= EXERCISE DESCRIPTION =
Reproduce every line of the data below without any changes.

━━━ SUPPLIED MATERIAL ━━━

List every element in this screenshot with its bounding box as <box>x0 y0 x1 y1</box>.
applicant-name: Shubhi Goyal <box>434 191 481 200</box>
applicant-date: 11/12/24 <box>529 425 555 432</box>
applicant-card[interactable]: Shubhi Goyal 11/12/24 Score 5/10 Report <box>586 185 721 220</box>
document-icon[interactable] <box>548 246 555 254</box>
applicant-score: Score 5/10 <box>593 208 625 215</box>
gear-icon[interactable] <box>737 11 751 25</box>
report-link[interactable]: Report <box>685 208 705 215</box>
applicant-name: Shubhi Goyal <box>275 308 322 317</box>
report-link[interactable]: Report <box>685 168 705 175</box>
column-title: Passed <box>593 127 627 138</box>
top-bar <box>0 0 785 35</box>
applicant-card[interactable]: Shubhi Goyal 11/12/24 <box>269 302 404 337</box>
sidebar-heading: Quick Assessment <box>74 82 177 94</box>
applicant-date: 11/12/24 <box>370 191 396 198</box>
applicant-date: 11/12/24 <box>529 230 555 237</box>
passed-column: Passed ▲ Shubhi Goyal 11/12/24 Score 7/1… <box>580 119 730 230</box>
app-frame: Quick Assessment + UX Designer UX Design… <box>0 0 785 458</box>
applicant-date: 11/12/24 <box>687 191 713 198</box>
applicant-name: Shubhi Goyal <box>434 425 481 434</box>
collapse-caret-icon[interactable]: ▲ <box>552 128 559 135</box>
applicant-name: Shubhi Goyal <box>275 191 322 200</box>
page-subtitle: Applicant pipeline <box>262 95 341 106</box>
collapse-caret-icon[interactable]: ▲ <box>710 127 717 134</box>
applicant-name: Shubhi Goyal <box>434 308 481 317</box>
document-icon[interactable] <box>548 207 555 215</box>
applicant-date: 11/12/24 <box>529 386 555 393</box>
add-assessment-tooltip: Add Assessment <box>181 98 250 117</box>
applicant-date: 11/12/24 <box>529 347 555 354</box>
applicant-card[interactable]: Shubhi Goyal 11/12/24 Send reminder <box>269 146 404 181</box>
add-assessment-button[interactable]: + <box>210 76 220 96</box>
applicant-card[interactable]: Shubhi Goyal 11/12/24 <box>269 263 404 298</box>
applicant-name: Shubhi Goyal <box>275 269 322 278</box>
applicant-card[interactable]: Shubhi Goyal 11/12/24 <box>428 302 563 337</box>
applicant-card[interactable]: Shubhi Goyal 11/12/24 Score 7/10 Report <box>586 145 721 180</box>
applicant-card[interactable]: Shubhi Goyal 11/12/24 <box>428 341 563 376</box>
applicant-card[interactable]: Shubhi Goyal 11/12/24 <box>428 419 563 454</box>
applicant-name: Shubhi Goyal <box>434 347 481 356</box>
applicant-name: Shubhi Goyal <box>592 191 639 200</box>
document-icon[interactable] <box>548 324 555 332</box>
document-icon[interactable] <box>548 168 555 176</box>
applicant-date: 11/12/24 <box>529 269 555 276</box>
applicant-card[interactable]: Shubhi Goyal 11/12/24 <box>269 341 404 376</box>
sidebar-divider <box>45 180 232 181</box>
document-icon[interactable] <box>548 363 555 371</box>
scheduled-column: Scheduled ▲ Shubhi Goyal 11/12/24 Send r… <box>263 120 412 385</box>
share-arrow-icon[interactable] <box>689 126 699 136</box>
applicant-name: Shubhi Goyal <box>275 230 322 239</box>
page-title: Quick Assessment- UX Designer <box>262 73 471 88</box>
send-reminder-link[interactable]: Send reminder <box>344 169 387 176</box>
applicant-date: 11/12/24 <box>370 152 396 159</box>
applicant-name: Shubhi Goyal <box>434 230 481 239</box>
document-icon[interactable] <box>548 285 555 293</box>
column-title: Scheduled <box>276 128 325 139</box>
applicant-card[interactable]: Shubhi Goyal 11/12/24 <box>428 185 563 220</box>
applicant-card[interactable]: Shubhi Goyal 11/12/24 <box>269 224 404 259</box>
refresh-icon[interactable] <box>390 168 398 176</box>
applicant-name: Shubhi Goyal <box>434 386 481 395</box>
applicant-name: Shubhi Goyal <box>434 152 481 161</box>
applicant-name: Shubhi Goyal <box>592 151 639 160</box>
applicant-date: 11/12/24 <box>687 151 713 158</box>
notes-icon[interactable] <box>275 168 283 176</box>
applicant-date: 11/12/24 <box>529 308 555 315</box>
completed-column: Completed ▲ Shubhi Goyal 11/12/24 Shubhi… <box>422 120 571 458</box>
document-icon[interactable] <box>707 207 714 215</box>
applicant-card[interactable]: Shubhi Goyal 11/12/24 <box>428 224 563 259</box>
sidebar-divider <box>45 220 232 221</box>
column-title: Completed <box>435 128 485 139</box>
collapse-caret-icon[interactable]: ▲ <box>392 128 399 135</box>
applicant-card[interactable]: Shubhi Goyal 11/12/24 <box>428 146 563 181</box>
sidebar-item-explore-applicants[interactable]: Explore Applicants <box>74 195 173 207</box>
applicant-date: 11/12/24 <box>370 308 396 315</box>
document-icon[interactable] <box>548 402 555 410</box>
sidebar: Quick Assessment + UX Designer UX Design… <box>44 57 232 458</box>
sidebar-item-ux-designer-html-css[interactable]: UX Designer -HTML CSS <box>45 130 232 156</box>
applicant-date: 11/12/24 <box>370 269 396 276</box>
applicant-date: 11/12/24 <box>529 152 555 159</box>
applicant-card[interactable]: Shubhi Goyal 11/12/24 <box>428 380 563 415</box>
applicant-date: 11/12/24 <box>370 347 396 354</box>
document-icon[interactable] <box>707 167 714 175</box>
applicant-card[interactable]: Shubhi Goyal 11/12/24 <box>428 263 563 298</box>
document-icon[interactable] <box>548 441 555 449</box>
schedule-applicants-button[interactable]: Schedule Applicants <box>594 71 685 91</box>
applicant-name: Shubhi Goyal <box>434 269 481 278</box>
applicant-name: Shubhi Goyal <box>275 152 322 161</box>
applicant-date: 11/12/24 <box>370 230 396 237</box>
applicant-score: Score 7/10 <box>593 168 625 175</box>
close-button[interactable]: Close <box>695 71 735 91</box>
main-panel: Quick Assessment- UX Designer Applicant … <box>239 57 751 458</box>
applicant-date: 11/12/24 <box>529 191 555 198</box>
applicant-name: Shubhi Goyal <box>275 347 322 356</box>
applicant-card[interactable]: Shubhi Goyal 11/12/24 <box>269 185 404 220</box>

━━━

= ANSWER IN FULL =
List every element in this screenshot with its bounding box as <box>x0 y0 x1 y1</box>.
applicant-name: Shubhi Goyal <box>434 191 481 200</box>
applicant-date: 11/12/24 <box>529 425 555 432</box>
applicant-card[interactable]: Shubhi Goyal 11/12/24 Score 5/10 Report <box>586 185 721 220</box>
document-icon[interactable] <box>548 246 555 254</box>
applicant-score: Score 5/10 <box>593 208 625 215</box>
gear-icon[interactable] <box>737 11 751 25</box>
report-link[interactable]: Report <box>685 208 705 215</box>
applicant-name: Shubhi Goyal <box>275 308 322 317</box>
report-link[interactable]: Report <box>685 168 705 175</box>
column-title: Passed <box>593 127 627 138</box>
top-bar <box>0 0 785 35</box>
applicant-card[interactable]: Shubhi Goyal 11/12/24 <box>269 302 404 337</box>
sidebar-heading: Quick Assessment <box>74 82 177 94</box>
applicant-date: 11/12/24 <box>370 191 396 198</box>
applicant-date: 11/12/24 <box>529 230 555 237</box>
passed-column: Passed ▲ Shubhi Goyal 11/12/24 Score 7/1… <box>580 119 730 230</box>
app-frame: Quick Assessment + UX Designer UX Design… <box>0 0 785 458</box>
applicant-date: 11/12/24 <box>687 191 713 198</box>
applicant-name: Shubhi Goyal <box>434 425 481 434</box>
collapse-caret-icon[interactable]: ▲ <box>552 128 559 135</box>
applicant-name: Shubhi Goyal <box>275 191 322 200</box>
page-subtitle: Applicant pipeline <box>262 95 341 106</box>
collapse-caret-icon[interactable]: ▲ <box>710 127 717 134</box>
applicant-name: Shubhi Goyal <box>434 308 481 317</box>
document-icon[interactable] <box>548 207 555 215</box>
applicant-date: 11/12/24 <box>529 386 555 393</box>
add-assessment-tooltip: Add Assessment <box>181 98 250 117</box>
applicant-date: 11/12/24 <box>529 347 555 354</box>
applicant-card[interactable]: Shubhi Goyal 11/12/24 Send reminder <box>269 146 404 181</box>
add-assessment-button[interactable]: + <box>210 76 220 96</box>
applicant-card[interactable]: Shubhi Goyal 11/12/24 <box>269 263 404 298</box>
applicant-name: Shubhi Goyal <box>275 269 322 278</box>
applicant-card[interactable]: Shubhi Goyal 11/12/24 <box>428 302 563 337</box>
applicant-card[interactable]: Shubhi Goyal 11/12/24 Score 7/10 Report <box>586 145 721 180</box>
applicant-card[interactable]: Shubhi Goyal 11/12/24 <box>428 341 563 376</box>
applicant-card[interactable]: Shubhi Goyal 11/12/24 <box>428 419 563 454</box>
applicant-name: Shubhi Goyal <box>434 347 481 356</box>
applicant-name: Shubhi Goyal <box>592 191 639 200</box>
document-icon[interactable] <box>548 324 555 332</box>
document-icon[interactable] <box>548 168 555 176</box>
applicant-date: 11/12/24 <box>529 269 555 276</box>
applicant-card[interactable]: Shubhi Goyal 11/12/24 <box>269 341 404 376</box>
sidebar-divider <box>45 180 232 181</box>
document-icon[interactable] <box>548 363 555 371</box>
scheduled-column: Scheduled ▲ Shubhi Goyal 11/12/24 Send r… <box>263 120 412 385</box>
share-arrow-icon[interactable] <box>689 126 699 136</box>
applicant-name: Shubhi Goyal <box>275 230 322 239</box>
page-title: Quick Assessment- UX Designer <box>262 73 471 88</box>
send-reminder-link[interactable]: Send reminder <box>344 169 387 176</box>
applicant-date: 11/12/24 <box>370 152 396 159</box>
applicant-name: Shubhi Goyal <box>434 230 481 239</box>
document-icon[interactable] <box>548 285 555 293</box>
column-title: Scheduled <box>276 128 325 139</box>
applicant-card[interactable]: Shubhi Goyal 11/12/24 <box>428 185 563 220</box>
applicant-card[interactable]: Shubhi Goyal 11/12/24 <box>269 224 404 259</box>
refresh-icon[interactable] <box>390 168 398 176</box>
applicant-name: Shubhi Goyal <box>434 386 481 395</box>
applicant-name: Shubhi Goyal <box>434 152 481 161</box>
applicant-name: Shubhi Goyal <box>592 151 639 160</box>
applicant-date: 11/12/24 <box>687 151 713 158</box>
notes-icon[interactable] <box>275 168 283 176</box>
applicant-date: 11/12/24 <box>529 308 555 315</box>
completed-column: Completed ▲ Shubhi Goyal 11/12/24 Shubhi… <box>422 120 571 458</box>
document-icon[interactable] <box>707 207 714 215</box>
applicant-card[interactable]: Shubhi Goyal 11/12/24 <box>428 224 563 259</box>
sidebar-divider <box>45 220 232 221</box>
column-title: Completed <box>435 128 485 139</box>
collapse-caret-icon[interactable]: ▲ <box>392 128 399 135</box>
applicant-card[interactable]: Shubhi Goyal 11/12/24 <box>428 146 563 181</box>
sidebar-item-explore-applicants[interactable]: Explore Applicants <box>74 195 173 207</box>
applicant-date: 11/12/24 <box>370 308 396 315</box>
document-icon[interactable] <box>548 402 555 410</box>
sidebar: Quick Assessment + UX Designer UX Design… <box>44 57 232 458</box>
sidebar-item-ux-designer-html-css[interactable]: UX Designer -HTML CSS <box>45 130 232 156</box>
applicant-date: 11/12/24 <box>370 269 396 276</box>
applicant-date: 11/12/24 <box>529 152 555 159</box>
applicant-card[interactable]: Shubhi Goyal 11/12/24 <box>428 380 563 415</box>
applicant-date: 11/12/24 <box>370 347 396 354</box>
document-icon[interactable] <box>707 167 714 175</box>
applicant-card[interactable]: Shubhi Goyal 11/12/24 <box>428 263 563 298</box>
document-icon[interactable] <box>548 441 555 449</box>
schedule-applicants-button[interactable]: Schedule Applicants <box>594 71 685 91</box>
applicant-name: Shubhi Goyal <box>434 269 481 278</box>
applicant-name: Shubhi Goyal <box>275 152 322 161</box>
applicant-date: 11/12/24 <box>370 230 396 237</box>
applicant-score: Score 7/10 <box>593 168 625 175</box>
close-button[interactable]: Close <box>695 71 735 91</box>
main-panel: Quick Assessment- UX Designer Applicant … <box>239 57 751 458</box>
applicant-date: 11/12/24 <box>529 191 555 198</box>
applicant-name: Shubhi Goyal <box>275 347 322 356</box>
applicant-card[interactable]: Shubhi Goyal 11/12/24 <box>269 185 404 220</box>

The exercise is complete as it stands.